[AIM OF THE TASK]
Gather all lines with "content" from the records.

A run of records
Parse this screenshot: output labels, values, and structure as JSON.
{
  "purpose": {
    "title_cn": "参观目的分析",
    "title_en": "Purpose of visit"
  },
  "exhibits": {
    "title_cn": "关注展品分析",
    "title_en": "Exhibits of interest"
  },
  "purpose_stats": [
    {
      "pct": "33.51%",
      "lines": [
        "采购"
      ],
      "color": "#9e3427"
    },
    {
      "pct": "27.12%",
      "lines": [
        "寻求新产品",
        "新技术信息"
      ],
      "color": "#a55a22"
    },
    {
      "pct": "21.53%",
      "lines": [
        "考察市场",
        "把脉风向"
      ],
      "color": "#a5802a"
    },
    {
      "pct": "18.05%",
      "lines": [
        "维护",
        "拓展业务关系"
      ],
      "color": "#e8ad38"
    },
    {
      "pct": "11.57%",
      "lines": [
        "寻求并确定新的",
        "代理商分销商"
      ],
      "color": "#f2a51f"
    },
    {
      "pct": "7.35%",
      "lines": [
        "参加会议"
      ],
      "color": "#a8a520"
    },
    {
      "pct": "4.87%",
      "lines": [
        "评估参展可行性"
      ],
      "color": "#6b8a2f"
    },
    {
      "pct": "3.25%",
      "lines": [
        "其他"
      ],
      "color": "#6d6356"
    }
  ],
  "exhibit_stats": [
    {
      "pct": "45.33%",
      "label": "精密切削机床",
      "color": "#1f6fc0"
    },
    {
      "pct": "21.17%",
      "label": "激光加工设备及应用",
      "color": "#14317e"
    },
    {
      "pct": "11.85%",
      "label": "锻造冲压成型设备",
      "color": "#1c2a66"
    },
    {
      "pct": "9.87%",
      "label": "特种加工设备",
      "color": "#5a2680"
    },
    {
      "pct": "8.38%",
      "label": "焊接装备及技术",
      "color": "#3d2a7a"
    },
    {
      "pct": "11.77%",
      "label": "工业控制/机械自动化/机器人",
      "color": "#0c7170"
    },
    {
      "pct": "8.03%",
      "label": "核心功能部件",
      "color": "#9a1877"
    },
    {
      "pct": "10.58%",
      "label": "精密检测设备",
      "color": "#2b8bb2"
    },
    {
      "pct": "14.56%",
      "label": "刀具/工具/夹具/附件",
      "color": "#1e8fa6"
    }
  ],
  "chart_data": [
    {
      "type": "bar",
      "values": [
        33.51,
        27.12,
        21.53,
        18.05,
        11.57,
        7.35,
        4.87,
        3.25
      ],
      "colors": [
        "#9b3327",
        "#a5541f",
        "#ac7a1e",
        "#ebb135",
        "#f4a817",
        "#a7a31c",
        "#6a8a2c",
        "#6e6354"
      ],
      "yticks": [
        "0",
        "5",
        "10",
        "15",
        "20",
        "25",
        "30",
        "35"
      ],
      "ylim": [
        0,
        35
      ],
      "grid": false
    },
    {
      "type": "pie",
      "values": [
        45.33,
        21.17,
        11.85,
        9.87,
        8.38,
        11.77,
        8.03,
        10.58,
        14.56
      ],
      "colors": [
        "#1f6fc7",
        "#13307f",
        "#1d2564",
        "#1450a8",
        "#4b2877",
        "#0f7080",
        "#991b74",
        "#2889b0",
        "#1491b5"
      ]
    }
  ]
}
--
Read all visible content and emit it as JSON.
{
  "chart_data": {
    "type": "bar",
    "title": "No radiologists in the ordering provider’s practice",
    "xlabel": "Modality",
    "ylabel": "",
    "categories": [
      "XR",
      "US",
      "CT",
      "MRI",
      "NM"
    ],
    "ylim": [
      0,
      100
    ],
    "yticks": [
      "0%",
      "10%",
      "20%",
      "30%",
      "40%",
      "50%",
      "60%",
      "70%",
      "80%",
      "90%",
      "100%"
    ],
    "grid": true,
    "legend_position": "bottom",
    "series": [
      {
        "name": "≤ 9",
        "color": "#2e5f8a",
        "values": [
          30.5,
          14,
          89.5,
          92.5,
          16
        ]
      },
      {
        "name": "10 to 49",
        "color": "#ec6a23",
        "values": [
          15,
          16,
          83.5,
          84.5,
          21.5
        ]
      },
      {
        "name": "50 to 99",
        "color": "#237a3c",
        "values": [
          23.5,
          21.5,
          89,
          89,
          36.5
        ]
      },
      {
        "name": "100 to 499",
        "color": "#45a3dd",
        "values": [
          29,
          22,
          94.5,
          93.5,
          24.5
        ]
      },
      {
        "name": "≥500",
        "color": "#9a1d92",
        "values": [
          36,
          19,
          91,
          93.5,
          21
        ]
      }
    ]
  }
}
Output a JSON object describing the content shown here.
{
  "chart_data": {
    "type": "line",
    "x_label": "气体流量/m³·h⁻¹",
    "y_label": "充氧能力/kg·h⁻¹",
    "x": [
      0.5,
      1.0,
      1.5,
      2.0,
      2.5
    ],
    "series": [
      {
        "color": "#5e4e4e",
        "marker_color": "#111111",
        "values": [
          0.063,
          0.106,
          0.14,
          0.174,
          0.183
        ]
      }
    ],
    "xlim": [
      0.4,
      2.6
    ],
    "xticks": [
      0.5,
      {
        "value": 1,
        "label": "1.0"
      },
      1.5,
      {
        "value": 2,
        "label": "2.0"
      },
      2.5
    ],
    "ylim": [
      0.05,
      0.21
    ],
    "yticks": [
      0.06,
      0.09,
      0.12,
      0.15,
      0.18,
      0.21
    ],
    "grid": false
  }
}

[EXERCISE SOLUTION]
Read all visible content and emit it as JSON.
Output a JSON object describing the content shown here.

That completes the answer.